Count lines holding the string "soccer" in the data that follows. Reply with one number only.
-.-.-
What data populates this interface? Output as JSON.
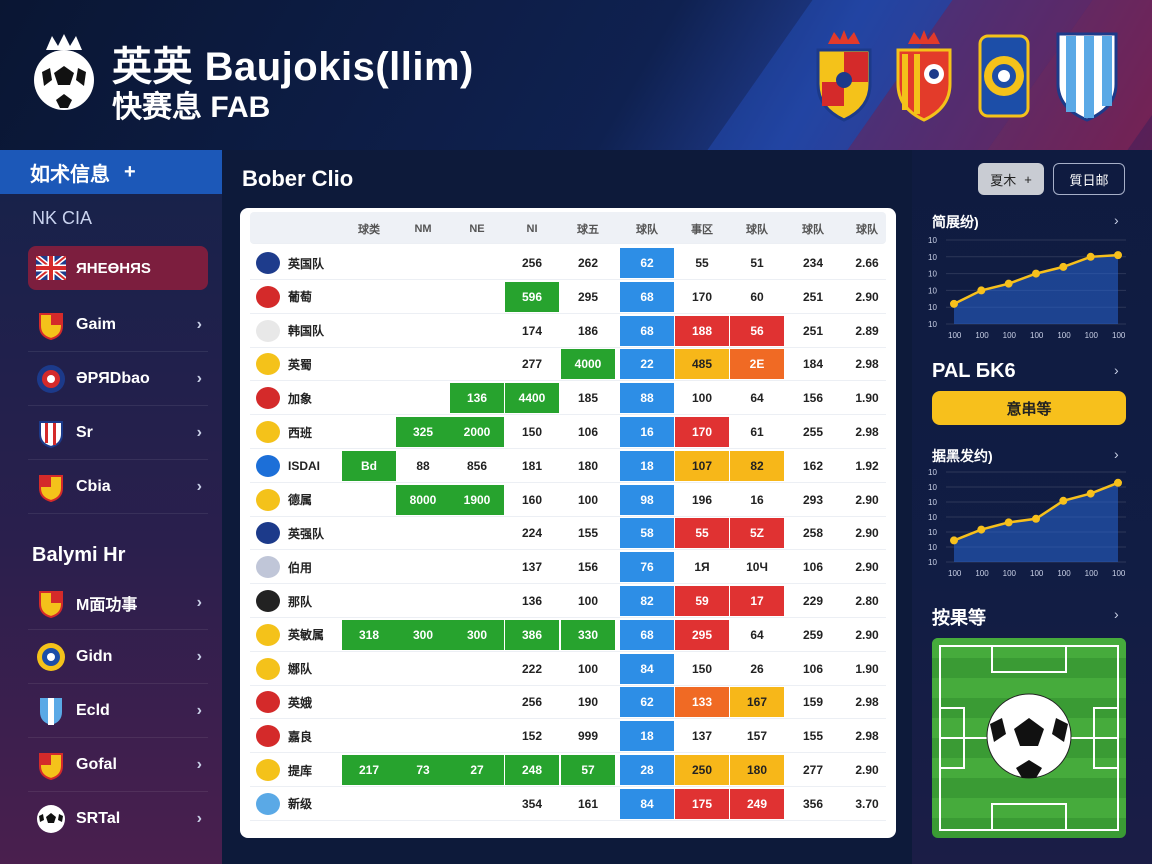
{
  "header": {
    "title": "英英 Baujokis(llim)",
    "subtitle": "快赛息 FAB",
    "logo_icon": "soccer-ball-crown-icon",
    "crests": [
      "crest-red-yellow",
      "crest-catalan",
      "crest-round-blue",
      "crest-blue-white"
    ]
  },
  "sidebar": {
    "header_label": "如术信息",
    "header_add": "+",
    "subheading": "NK CIA",
    "active_item": "ЯНЕӨНЯS",
    "items": [
      {
        "label": "Gaim",
        "icon": "crest-icon"
      },
      {
        "label": "ƏPЯDbao",
        "icon": "round-badge-icon"
      },
      {
        "label": "Sr",
        "icon": "shield-icon"
      },
      {
        "label": "Cbia",
        "icon": "crest-icon"
      }
    ],
    "section_title": "Balymi Hr",
    "section_items": [
      {
        "label": "M面功事",
        "icon": "crest-icon"
      },
      {
        "label": "Gidn",
        "icon": "round-badge-icon"
      },
      {
        "label": "Ecld",
        "icon": "blue-shield-icon"
      },
      {
        "label": "Gofal",
        "icon": "crest-icon"
      },
      {
        "label": "SRTal",
        "icon": "soccer-ball-icon"
      }
    ]
  },
  "main": {
    "title": "Bober Clio",
    "columns": [
      "",
      "球类",
      "NM",
      "NE",
      "NI",
      "球五",
      "球队",
      "事区",
      "球队",
      "球队",
      "球队"
    ],
    "rows": [
      {
        "team": "英国队",
        "cells": [
          "",
          "",
          "",
          "256",
          "262",
          "62",
          "55",
          "51",
          "234",
          "2.66"
        ],
        "styles": [
          "",
          "",
          "",
          "",
          "",
          "blue",
          "",
          "",
          "",
          ""
        ]
      },
      {
        "team": "葡萄",
        "cells": [
          "",
          "",
          "",
          "596",
          "295",
          "68",
          "170",
          "60",
          "251",
          "2.90"
        ],
        "styles": [
          "",
          "",
          "",
          "green",
          "",
          "blue",
          "",
          "",
          "",
          ""
        ]
      },
      {
        "team": "韩国队",
        "cells": [
          "",
          "",
          "",
          "174",
          "186",
          "68",
          "188",
          "56",
          "251",
          "2.89"
        ],
        "styles": [
          "",
          "",
          "",
          "",
          "",
          "blue",
          "red",
          "red",
          "",
          ""
        ]
      },
      {
        "team": "英蜀",
        "cells": [
          "",
          "",
          "",
          "277",
          "4000",
          "22",
          "485",
          "2E",
          "184",
          "2.98"
        ],
        "styles": [
          "",
          "",
          "",
          "",
          "green",
          "blue",
          "yellow",
          "orange",
          "",
          ""
        ]
      },
      {
        "team": "加象",
        "cells": [
          "",
          "",
          "136",
          "4400",
          "185",
          "88",
          "100",
          "64",
          "156",
          "1.90"
        ],
        "styles": [
          "",
          "",
          "green",
          "green",
          "",
          "blue",
          "",
          "",
          "",
          ""
        ]
      },
      {
        "team": "西班",
        "cells": [
          "",
          "325",
          "2000",
          "150",
          "106",
          "16",
          "170",
          "61",
          "255",
          "2.98"
        ],
        "styles": [
          "",
          "green",
          "green",
          "",
          "",
          "blue",
          "red",
          "",
          "",
          ""
        ]
      },
      {
        "team": "ISDAI",
        "cells": [
          "Bd",
          "88",
          "856",
          "181",
          "180",
          "18",
          "107",
          "82",
          "162",
          "1.92"
        ],
        "styles": [
          "green",
          "",
          "",
          "",
          "",
          "blue",
          "yellow",
          "yellow",
          "",
          ""
        ]
      },
      {
        "team": "德属",
        "cells": [
          "",
          "8000",
          "1900",
          "160",
          "100",
          "98",
          "196",
          "16",
          "293",
          "2.90"
        ],
        "styles": [
          "",
          "green",
          "green",
          "",
          "",
          "blue",
          "",
          "",
          "",
          ""
        ]
      },
      {
        "team": "英强队",
        "cells": [
          "",
          "",
          "",
          "224",
          "155",
          "58",
          "55",
          "5Z",
          "258",
          "2.90"
        ],
        "styles": [
          "",
          "",
          "",
          "",
          "",
          "blue",
          "red",
          "red",
          "",
          ""
        ]
      },
      {
        "team": "伯用",
        "cells": [
          "",
          "",
          "",
          "137",
          "156",
          "76",
          "1Я",
          "10Ч",
          "106",
          "2.90"
        ],
        "styles": [
          "",
          "",
          "",
          "",
          "",
          "blue",
          "",
          "",
          "",
          ""
        ]
      },
      {
        "team": "那队",
        "cells": [
          "",
          "",
          "",
          "136",
          "100",
          "82",
          "59",
          "17",
          "229",
          "2.80"
        ],
        "styles": [
          "",
          "",
          "",
          "",
          "",
          "blue",
          "red",
          "red",
          "",
          ""
        ]
      },
      {
        "team": "英敏属",
        "cells": [
          "318",
          "300",
          "300",
          "386",
          "330",
          "68",
          "295",
          "64",
          "259",
          "2.90"
        ],
        "styles": [
          "green",
          "green",
          "green",
          "green",
          "green",
          "blue",
          "red",
          "",
          "",
          ""
        ]
      },
      {
        "team": "娜队",
        "cells": [
          "",
          "",
          "",
          "222",
          "100",
          "84",
          "150",
          "26",
          "106",
          "1.90"
        ],
        "styles": [
          "",
          "",
          "",
          "",
          "",
          "blue",
          "",
          "",
          "",
          ""
        ]
      },
      {
        "team": "英娥",
        "cells": [
          "",
          "",
          "",
          "256",
          "190",
          "62",
          "133",
          "167",
          "159",
          "2.98"
        ],
        "styles": [
          "",
          "",
          "",
          "",
          "",
          "blue",
          "orange",
          "yellow",
          "",
          ""
        ]
      },
      {
        "team": "嘉良",
        "cells": [
          "",
          "",
          "",
          "152",
          "999",
          "18",
          "137",
          "157",
          "155",
          "2.98"
        ],
        "styles": [
          "",
          "",
          "",
          "",
          "",
          "blue",
          "",
          "",
          "",
          ""
        ]
      },
      {
        "team": "提库",
        "cells": [
          "217",
          "73",
          "27",
          "248",
          "57",
          "28",
          "250",
          "180",
          "277",
          "2.90"
        ],
        "styles": [
          "green",
          "green",
          "green",
          "green",
          "green",
          "blue",
          "yellow",
          "yellow",
          "",
          ""
        ]
      },
      {
        "team": "新级",
        "cells": [
          "",
          "",
          "",
          "354",
          "161",
          "84",
          "175",
          "249",
          "356",
          "3.70"
        ],
        "styles": [
          "",
          "",
          "",
          "",
          "",
          "blue",
          "red",
          "red",
          "",
          ""
        ]
      }
    ]
  },
  "right_panel": {
    "button1_label": "夏木",
    "button1_add": "+",
    "button2_label": "質日邮",
    "chart1_title": "简展纷)",
    "chart1_ticks_y": [
      "10",
      "10",
      "10",
      "10",
      "10",
      "10"
    ],
    "chart1_ticks_x": [
      "100",
      "100",
      "100",
      "100",
      "100",
      "100",
      "100"
    ],
    "chart1_values": [
      12,
      20,
      24,
      30,
      34,
      40,
      41
    ],
    "big_label": "PAL БK6",
    "yellow_button": "意串等",
    "chart2_title": "据黑发约)",
    "chart2_ticks_y": [
      "10",
      "10",
      "10",
      "10",
      "10",
      "10",
      "10"
    ],
    "chart2_ticks_x": [
      "100",
      "100",
      "100",
      "100",
      "100",
      "100",
      "100"
    ],
    "chart2_values": [
      12,
      18,
      22,
      24,
      34,
      38,
      44
    ],
    "pitch_title": "按果等",
    "accent_color": "#f7c01c",
    "chev": "›"
  }
}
-.-.-
## Output of the task
2